__What is asked__
Reply with one number: how many lines contain the word "فيها".

__Supplied material__
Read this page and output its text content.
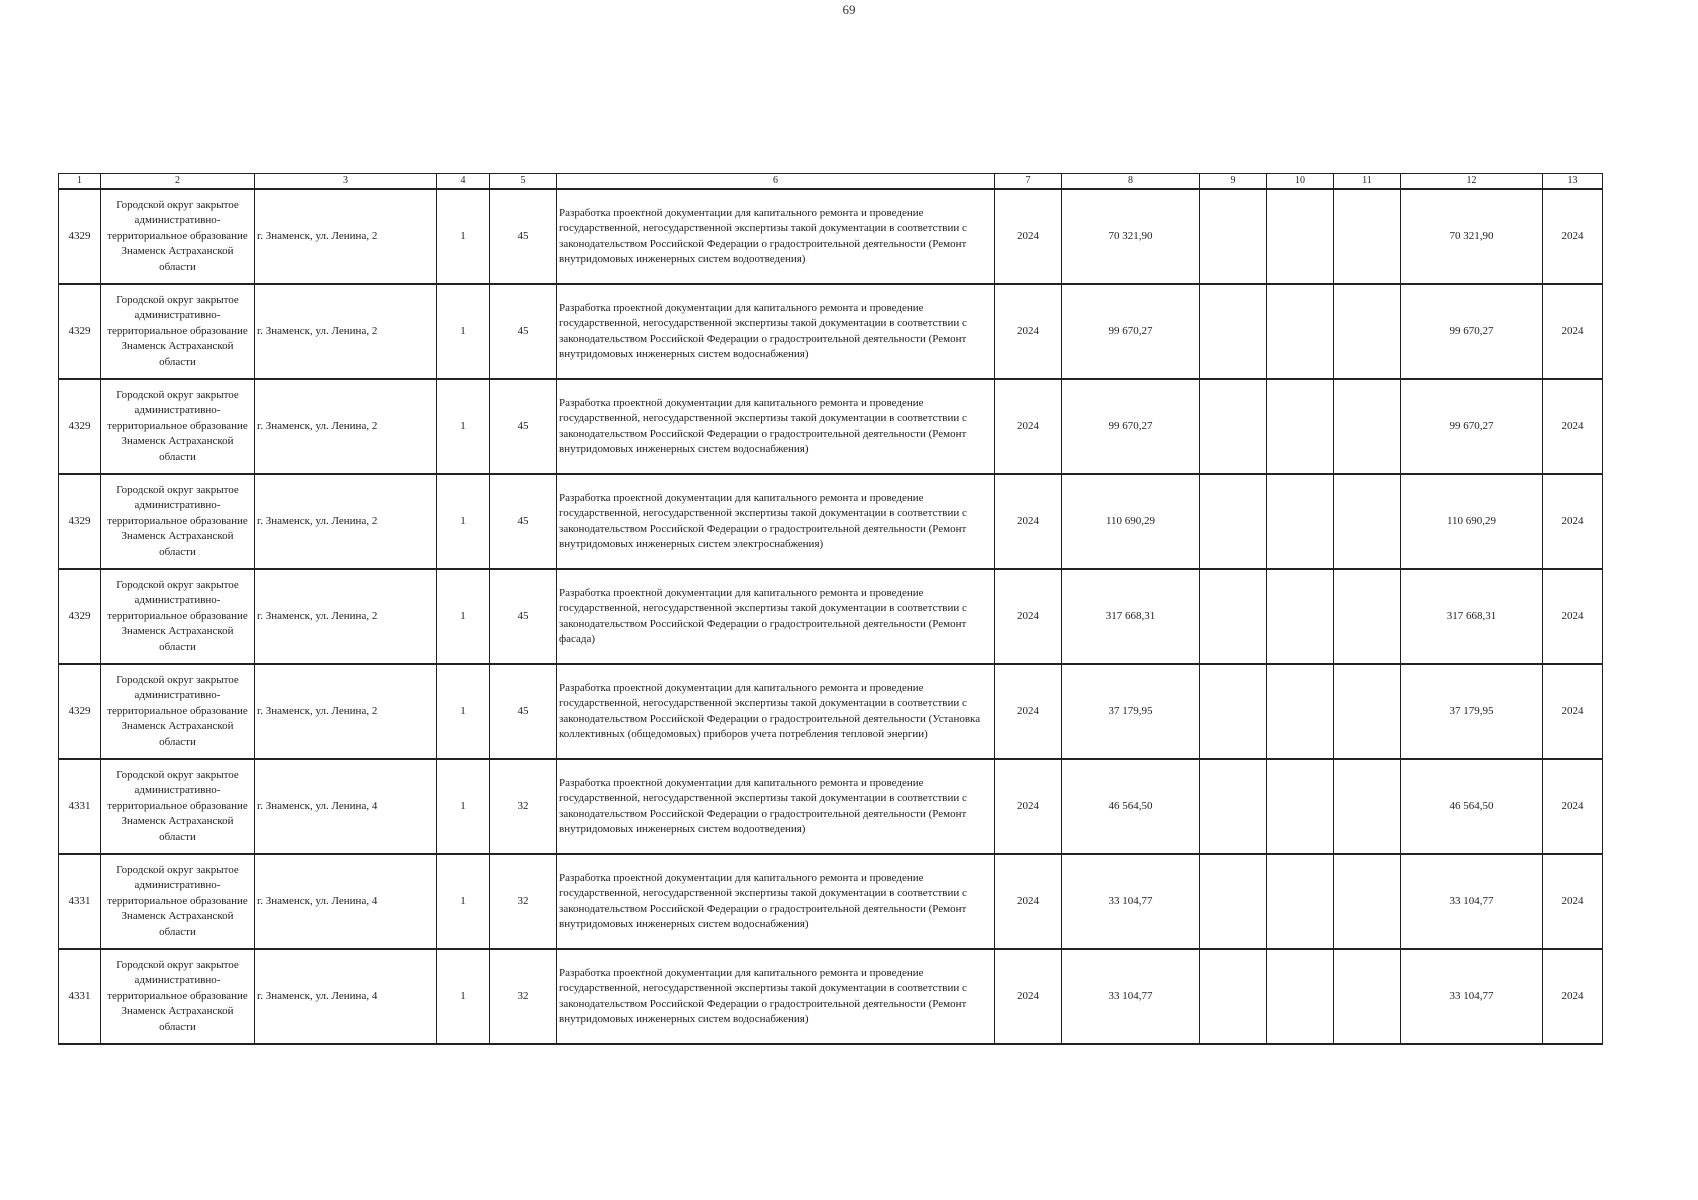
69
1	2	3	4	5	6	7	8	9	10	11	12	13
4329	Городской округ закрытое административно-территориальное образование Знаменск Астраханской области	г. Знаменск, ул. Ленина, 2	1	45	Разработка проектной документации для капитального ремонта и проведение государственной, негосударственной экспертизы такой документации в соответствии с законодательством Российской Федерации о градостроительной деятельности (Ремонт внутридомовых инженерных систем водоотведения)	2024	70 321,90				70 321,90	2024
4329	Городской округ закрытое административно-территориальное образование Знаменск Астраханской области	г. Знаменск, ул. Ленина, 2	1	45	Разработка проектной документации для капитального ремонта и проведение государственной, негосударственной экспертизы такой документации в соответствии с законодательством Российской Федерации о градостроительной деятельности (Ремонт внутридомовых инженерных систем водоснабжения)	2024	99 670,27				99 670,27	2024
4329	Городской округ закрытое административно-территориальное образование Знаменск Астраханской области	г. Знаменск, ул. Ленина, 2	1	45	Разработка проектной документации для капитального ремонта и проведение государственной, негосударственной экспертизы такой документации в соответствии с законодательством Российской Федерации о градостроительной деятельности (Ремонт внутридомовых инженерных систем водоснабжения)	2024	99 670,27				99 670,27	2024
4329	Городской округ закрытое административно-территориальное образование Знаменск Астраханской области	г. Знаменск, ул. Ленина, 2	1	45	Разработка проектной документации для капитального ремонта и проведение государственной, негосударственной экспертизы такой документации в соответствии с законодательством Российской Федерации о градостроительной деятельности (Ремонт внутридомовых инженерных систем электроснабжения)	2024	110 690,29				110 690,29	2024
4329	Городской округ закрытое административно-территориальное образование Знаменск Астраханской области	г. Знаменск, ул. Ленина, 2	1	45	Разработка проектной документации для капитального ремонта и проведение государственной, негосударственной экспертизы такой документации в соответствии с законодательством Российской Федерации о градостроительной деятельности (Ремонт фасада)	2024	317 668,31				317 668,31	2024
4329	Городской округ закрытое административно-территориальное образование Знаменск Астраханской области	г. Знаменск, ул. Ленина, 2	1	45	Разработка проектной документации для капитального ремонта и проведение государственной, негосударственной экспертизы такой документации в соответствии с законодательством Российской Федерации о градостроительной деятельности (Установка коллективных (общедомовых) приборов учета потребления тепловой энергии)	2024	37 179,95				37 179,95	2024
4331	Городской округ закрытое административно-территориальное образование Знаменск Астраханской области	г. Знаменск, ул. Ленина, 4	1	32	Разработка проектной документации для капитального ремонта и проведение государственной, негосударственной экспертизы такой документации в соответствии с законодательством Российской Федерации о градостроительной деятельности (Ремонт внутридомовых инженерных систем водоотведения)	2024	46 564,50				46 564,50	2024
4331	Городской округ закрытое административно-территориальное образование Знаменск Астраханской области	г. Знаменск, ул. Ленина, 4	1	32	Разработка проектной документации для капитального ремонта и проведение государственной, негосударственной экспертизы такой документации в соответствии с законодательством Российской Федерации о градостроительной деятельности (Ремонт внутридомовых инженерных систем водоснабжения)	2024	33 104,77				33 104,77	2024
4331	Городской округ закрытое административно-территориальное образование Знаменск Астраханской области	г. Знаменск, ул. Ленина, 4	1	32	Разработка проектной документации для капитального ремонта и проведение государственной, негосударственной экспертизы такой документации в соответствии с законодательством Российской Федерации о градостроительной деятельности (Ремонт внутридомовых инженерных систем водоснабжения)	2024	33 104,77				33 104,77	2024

...

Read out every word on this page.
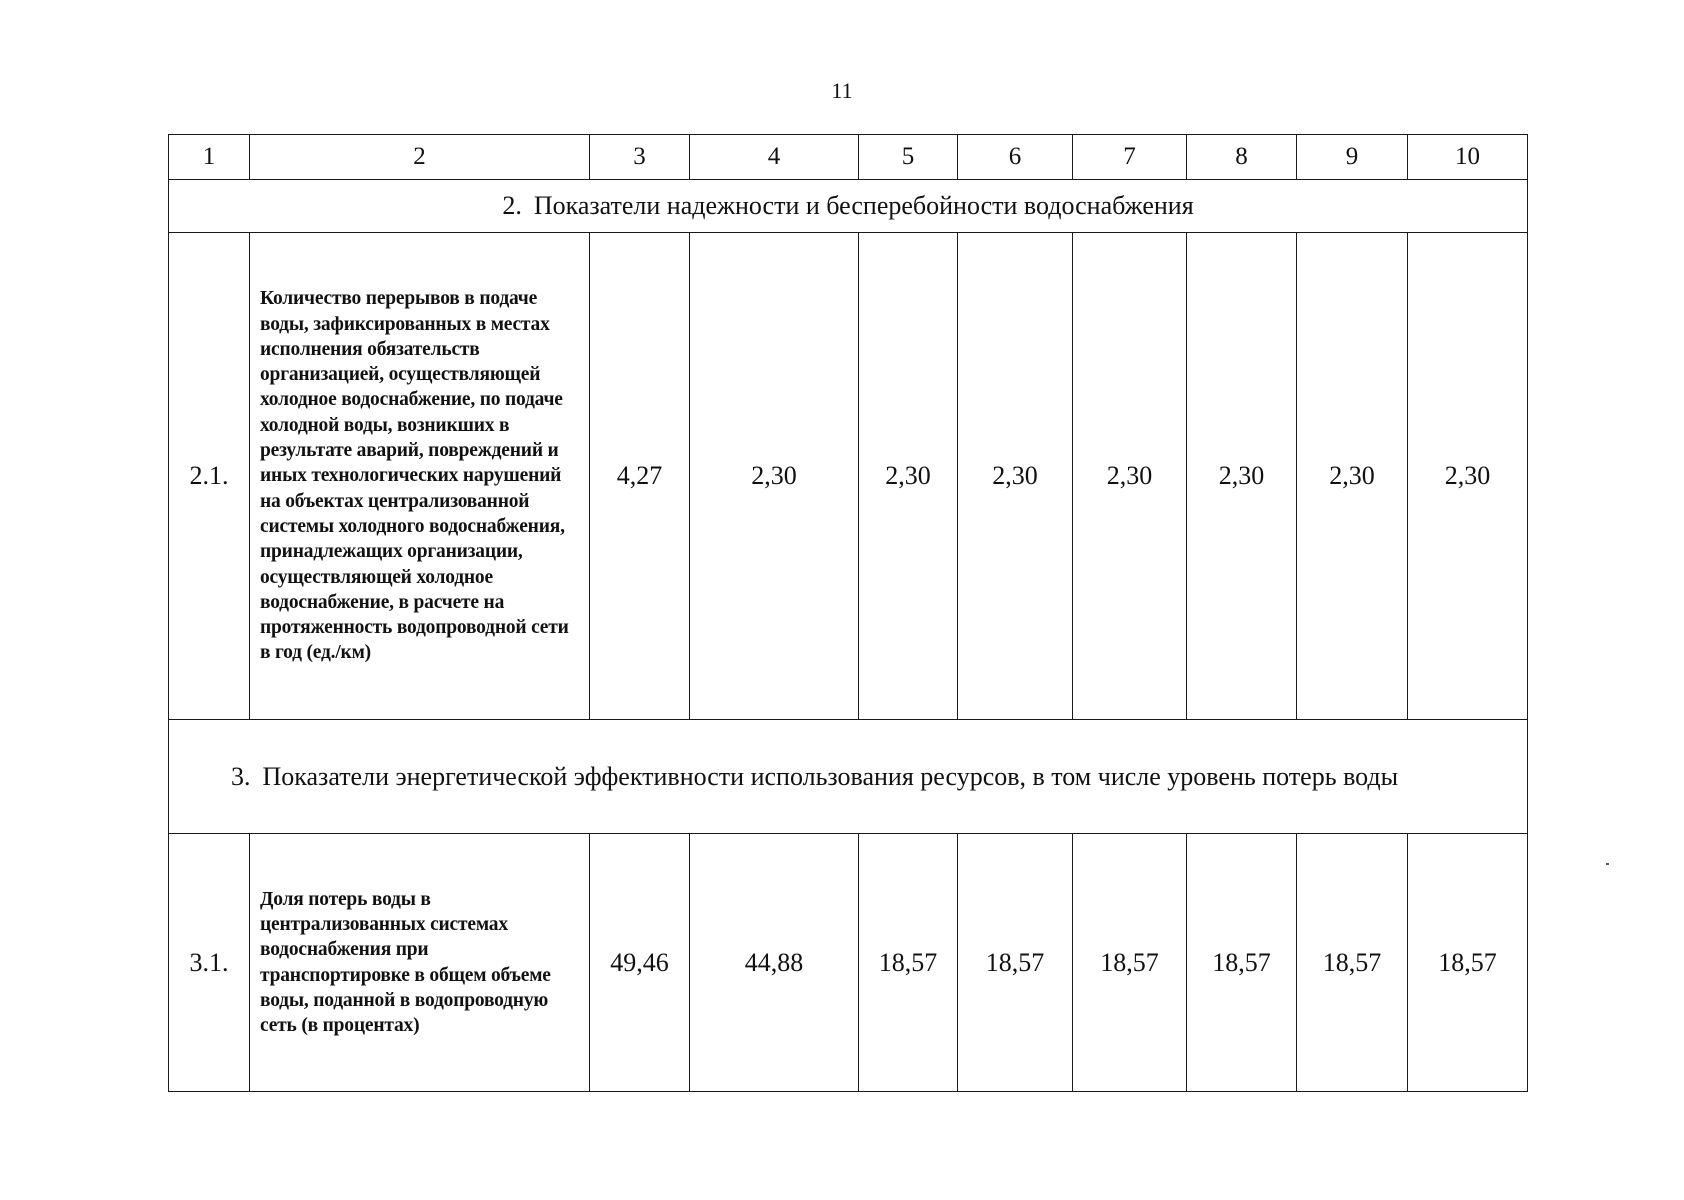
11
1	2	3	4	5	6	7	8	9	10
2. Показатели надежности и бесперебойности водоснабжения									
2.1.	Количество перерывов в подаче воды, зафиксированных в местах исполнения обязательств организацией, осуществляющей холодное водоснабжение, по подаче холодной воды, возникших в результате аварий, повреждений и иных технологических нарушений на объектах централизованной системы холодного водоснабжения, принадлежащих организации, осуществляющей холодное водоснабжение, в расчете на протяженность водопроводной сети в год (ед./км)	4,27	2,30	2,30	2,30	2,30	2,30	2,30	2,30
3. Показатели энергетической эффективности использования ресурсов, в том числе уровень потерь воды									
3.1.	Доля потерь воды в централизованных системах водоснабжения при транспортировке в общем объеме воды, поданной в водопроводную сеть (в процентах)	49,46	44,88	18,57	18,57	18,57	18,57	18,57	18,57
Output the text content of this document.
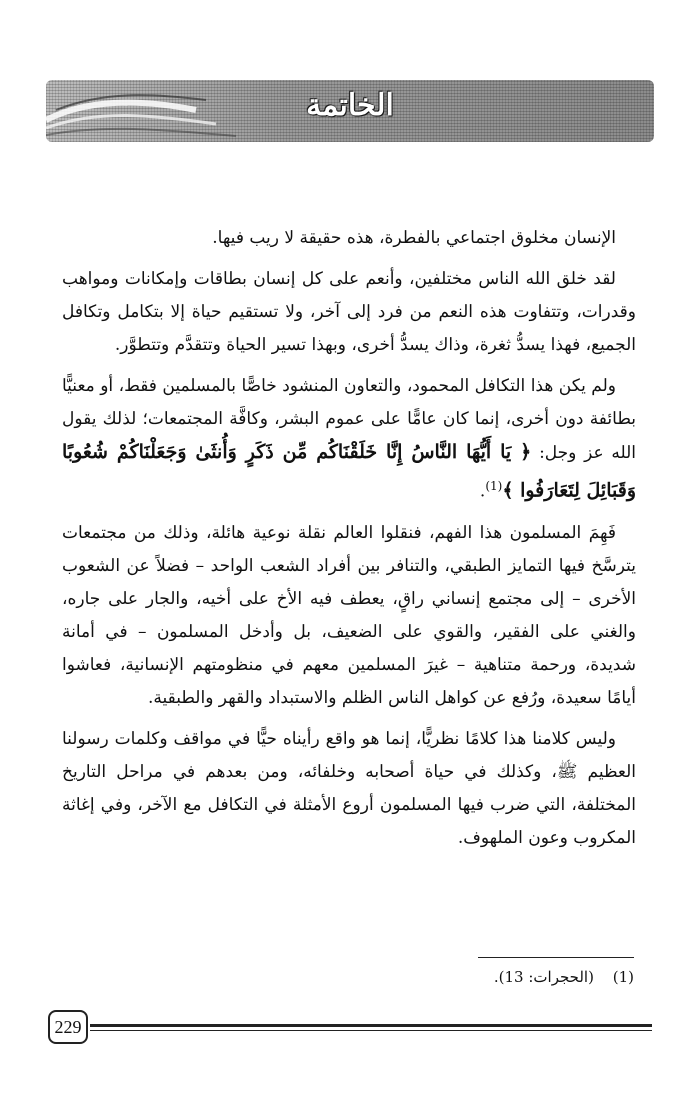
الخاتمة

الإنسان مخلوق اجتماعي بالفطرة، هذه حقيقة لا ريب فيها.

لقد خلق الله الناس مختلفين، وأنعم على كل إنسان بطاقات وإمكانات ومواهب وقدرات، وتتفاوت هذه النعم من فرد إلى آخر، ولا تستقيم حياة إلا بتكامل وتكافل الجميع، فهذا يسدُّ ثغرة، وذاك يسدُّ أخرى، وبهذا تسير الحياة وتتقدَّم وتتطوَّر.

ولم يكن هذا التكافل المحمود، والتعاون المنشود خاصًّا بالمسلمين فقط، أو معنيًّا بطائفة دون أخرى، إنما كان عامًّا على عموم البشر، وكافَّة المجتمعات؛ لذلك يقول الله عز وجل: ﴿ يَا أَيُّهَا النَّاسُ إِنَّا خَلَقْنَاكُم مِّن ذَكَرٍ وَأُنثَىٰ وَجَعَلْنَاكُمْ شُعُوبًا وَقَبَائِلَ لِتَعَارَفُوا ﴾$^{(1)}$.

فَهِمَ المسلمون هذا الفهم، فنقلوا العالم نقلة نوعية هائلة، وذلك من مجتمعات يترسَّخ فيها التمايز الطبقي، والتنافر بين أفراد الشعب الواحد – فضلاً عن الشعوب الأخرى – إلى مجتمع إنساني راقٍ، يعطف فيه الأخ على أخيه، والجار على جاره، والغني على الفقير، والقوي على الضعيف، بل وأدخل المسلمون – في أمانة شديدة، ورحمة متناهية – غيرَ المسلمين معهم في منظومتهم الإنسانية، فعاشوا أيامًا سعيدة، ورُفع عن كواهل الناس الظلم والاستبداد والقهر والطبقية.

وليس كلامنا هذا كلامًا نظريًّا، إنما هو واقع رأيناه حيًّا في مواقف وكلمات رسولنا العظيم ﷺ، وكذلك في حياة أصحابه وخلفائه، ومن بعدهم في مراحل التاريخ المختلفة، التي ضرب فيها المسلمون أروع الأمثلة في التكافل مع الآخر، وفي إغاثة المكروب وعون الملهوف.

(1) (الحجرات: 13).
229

* * *

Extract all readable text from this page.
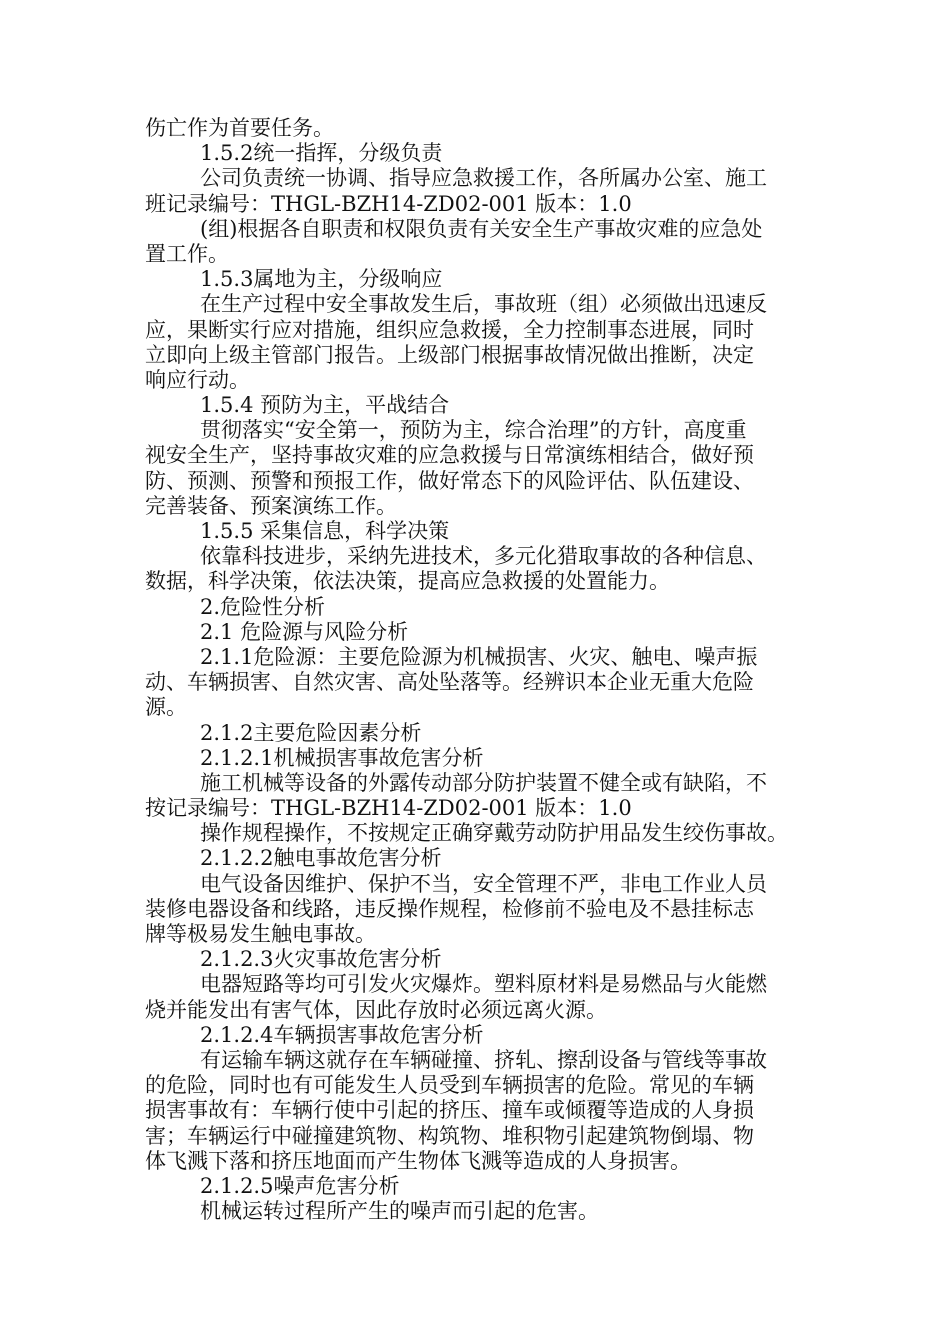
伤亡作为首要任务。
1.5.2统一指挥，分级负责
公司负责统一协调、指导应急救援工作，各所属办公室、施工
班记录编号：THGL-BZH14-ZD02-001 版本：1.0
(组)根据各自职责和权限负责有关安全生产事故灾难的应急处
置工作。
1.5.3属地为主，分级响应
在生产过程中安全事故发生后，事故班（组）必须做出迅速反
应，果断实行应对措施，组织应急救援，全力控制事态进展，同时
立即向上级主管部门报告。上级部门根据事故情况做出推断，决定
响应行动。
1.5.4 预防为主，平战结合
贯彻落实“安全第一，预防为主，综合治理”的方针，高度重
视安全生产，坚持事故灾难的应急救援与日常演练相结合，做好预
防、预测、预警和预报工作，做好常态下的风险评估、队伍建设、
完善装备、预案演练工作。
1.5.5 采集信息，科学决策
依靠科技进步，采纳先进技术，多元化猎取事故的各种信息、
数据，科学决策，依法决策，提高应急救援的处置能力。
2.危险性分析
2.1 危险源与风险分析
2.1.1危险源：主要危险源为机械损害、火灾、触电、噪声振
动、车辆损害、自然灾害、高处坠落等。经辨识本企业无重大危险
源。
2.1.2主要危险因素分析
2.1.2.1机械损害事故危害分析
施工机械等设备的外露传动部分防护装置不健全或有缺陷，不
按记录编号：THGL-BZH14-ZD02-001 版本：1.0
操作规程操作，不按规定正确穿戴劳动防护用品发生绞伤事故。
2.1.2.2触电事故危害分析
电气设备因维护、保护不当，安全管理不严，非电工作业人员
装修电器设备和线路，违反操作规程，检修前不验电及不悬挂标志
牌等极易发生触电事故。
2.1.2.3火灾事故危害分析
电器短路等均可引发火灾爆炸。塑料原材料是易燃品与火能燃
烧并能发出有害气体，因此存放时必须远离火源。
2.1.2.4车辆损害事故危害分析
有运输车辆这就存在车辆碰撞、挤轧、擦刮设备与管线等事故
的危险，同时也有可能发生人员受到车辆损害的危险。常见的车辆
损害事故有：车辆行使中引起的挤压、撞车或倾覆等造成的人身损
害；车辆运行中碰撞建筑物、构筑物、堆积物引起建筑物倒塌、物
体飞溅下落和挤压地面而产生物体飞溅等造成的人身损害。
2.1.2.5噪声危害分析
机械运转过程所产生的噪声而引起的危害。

__Written answer__
3